Data records

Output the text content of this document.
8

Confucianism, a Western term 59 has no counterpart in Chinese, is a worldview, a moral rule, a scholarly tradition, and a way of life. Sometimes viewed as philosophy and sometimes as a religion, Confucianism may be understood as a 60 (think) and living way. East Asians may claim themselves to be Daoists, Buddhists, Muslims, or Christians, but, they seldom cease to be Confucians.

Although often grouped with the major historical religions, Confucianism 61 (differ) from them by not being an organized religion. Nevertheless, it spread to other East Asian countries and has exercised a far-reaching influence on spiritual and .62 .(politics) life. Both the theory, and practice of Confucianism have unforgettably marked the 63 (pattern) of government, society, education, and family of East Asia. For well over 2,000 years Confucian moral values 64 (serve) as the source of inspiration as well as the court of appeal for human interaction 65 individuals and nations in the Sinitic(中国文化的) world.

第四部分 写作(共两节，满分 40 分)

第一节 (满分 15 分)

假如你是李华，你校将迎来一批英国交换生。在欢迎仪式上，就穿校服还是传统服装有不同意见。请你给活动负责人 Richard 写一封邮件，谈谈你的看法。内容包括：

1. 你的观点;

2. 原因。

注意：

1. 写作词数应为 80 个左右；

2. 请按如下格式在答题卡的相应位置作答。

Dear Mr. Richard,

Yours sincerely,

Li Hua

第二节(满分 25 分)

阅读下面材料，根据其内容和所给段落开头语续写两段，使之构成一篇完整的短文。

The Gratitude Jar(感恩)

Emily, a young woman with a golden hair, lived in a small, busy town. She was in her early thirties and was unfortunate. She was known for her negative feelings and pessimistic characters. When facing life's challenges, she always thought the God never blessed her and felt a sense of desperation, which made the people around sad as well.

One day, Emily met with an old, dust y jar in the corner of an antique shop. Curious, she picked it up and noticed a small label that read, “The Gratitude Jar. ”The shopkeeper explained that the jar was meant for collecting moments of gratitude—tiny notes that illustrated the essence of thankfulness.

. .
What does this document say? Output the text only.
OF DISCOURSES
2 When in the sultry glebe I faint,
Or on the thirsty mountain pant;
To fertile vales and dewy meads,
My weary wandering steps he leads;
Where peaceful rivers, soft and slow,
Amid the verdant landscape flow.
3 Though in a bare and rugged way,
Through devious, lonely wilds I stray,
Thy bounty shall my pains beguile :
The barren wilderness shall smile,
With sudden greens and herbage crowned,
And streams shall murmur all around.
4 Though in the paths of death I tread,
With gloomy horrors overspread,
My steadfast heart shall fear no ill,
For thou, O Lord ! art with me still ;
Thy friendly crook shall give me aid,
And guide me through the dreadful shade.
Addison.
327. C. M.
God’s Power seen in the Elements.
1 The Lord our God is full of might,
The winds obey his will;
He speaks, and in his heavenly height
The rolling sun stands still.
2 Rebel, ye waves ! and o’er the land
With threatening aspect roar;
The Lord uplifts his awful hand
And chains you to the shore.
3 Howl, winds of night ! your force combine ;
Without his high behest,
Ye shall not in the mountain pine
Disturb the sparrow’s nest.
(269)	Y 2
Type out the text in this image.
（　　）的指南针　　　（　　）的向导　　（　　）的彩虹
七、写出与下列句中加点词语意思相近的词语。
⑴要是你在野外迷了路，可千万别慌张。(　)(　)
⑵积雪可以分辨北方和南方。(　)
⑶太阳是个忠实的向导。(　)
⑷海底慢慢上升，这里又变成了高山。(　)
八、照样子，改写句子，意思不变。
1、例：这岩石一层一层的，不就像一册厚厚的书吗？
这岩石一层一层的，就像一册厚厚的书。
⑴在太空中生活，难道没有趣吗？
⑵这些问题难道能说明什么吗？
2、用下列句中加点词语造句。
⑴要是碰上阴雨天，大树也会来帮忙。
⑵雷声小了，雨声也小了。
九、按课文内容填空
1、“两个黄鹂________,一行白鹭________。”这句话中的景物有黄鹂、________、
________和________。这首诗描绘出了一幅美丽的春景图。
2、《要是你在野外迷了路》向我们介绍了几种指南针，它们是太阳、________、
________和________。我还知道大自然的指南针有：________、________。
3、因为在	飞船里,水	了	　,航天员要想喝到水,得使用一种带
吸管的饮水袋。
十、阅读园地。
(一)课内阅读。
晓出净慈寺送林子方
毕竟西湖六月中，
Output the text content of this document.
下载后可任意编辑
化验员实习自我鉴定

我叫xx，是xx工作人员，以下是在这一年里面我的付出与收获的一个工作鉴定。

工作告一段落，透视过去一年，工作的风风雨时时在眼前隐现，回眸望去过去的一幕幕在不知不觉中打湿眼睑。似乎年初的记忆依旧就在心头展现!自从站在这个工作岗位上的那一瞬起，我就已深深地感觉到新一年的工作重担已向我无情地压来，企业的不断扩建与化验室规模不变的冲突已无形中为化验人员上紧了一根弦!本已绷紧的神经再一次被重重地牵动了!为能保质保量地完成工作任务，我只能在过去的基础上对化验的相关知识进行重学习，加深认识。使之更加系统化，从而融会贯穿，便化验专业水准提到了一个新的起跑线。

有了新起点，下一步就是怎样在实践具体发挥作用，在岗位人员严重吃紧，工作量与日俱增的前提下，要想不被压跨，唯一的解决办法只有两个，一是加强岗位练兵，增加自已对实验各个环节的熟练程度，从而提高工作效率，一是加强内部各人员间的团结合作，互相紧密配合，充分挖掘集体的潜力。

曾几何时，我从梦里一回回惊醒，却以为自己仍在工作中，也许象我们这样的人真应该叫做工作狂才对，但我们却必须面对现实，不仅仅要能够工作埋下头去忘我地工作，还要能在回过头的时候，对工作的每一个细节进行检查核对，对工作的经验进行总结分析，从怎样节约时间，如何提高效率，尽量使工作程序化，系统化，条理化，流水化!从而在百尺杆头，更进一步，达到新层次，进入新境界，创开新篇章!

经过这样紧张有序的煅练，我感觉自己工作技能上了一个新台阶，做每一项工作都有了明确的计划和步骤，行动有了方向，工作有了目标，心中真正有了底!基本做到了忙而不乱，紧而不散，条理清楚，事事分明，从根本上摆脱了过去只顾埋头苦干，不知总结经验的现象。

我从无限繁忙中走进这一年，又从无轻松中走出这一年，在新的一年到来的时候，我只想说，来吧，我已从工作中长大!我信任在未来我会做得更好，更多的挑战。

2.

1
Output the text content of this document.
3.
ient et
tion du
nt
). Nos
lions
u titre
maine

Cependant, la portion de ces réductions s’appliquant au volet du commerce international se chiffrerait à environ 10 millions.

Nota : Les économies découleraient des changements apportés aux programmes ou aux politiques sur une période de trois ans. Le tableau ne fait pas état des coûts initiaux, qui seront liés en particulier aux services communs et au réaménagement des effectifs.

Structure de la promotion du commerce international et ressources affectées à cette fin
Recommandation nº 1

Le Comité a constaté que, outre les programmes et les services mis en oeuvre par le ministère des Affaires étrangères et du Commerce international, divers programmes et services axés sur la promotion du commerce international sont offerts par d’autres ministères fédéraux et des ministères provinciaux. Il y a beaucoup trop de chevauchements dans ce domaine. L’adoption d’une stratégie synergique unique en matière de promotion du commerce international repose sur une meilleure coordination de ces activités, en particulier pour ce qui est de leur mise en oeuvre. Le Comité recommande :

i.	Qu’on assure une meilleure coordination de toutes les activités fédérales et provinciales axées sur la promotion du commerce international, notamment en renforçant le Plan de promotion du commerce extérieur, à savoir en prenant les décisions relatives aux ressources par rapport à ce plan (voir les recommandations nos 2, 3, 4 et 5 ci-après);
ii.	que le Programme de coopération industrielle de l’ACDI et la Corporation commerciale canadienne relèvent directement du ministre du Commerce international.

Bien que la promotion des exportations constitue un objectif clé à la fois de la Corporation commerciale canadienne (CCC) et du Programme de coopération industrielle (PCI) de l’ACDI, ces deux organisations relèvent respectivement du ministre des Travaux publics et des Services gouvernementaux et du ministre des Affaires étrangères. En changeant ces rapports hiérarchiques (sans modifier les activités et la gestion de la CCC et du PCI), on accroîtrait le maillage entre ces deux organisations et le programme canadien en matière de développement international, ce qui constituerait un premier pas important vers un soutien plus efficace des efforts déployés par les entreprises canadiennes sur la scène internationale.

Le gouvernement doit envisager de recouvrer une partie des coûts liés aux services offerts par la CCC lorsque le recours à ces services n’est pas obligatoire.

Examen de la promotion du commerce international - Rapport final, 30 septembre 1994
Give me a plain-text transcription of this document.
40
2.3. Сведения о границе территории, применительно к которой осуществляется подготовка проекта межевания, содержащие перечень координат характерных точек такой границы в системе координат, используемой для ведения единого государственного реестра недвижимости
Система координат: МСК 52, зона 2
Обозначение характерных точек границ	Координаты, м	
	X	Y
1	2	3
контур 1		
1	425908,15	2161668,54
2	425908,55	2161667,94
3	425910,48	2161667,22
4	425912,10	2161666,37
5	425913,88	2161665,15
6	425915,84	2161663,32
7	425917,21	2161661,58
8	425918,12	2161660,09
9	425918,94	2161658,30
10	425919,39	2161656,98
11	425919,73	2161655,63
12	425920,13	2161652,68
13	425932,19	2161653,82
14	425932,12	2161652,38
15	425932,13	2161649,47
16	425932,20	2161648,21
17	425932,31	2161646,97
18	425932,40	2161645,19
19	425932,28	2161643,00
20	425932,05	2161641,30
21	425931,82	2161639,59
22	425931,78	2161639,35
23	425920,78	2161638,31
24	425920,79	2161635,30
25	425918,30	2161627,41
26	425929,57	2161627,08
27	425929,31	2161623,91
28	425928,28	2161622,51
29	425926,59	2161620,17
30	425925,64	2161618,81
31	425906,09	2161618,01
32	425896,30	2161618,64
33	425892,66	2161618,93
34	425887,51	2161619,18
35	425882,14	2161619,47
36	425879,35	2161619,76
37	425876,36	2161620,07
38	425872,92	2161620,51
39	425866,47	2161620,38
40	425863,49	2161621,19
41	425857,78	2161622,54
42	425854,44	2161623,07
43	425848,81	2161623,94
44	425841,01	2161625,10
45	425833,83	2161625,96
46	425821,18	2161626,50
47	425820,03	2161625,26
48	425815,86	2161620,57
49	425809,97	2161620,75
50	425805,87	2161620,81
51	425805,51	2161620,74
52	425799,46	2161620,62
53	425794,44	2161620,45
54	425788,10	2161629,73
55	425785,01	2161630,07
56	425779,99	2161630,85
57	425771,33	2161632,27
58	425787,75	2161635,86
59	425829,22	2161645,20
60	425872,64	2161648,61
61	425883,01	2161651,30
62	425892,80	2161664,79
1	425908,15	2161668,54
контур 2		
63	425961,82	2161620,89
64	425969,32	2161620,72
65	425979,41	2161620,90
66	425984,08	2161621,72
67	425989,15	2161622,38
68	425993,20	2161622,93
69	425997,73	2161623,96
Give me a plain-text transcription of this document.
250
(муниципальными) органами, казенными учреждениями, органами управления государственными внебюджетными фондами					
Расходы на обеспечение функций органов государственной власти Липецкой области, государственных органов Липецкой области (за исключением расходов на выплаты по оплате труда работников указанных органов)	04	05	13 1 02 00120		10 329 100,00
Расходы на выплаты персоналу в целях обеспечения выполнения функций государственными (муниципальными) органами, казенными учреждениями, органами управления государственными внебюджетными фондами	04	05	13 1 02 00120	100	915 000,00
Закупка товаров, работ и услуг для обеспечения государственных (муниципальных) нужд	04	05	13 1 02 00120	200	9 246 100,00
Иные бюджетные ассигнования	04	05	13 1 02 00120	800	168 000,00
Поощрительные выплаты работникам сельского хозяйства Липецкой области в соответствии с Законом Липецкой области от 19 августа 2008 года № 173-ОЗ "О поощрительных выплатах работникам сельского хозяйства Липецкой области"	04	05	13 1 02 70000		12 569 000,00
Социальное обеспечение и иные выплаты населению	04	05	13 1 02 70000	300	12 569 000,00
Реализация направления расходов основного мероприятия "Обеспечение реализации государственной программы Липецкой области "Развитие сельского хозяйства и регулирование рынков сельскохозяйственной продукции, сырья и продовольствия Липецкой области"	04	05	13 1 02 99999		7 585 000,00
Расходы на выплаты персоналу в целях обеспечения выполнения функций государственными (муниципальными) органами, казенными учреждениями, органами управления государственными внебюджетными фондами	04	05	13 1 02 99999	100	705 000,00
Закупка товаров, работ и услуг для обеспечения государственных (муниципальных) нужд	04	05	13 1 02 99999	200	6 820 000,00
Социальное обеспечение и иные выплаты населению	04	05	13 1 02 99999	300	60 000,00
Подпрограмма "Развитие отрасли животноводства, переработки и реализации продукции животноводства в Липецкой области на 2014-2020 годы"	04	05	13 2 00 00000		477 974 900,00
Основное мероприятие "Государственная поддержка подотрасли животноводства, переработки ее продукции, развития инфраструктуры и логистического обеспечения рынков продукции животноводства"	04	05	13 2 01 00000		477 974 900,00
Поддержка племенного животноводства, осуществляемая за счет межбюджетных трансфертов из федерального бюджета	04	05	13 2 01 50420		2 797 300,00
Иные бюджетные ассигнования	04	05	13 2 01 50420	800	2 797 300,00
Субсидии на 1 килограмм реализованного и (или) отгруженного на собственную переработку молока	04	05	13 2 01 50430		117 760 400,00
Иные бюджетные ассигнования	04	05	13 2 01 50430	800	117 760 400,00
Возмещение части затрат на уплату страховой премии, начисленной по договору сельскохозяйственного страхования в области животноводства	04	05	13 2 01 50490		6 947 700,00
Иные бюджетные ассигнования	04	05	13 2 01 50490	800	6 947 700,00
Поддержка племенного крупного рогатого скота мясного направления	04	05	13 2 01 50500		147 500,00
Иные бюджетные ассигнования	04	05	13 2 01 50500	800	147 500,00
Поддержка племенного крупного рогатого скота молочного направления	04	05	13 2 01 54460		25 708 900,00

* WRITTEN INSTRUCTION
Go through the material and copy out every line with "programmes" in it.

* RESPONSE BELOW
Nota : Les économies découleraient des changements apportés aux programmes ou aux politiques sur une période de trois ans. Le tableau ne fait pas état des coûts initiaux, qui seront liés en particulier aux services communs et au réaménagement des effectifs.
Le Comité a constaté que, outre les programmes et les services mis en oeuvre par le ministère des Affaires étrangères et du Commerce international, divers programmes et services axés sur la promotion du commerce international sont offerts par d’autres ministères fédéraux et des ministères provinciaux. Il y a beaucoup trop de chevauchements dans ce domaine. L’adoption d’une stratégie synergique unique en matière de promotion du commerce international repose sur une meilleure coordination de ces activités, en particulier pour ce qui est de leur mise en oeuvre. Le Comité recommande :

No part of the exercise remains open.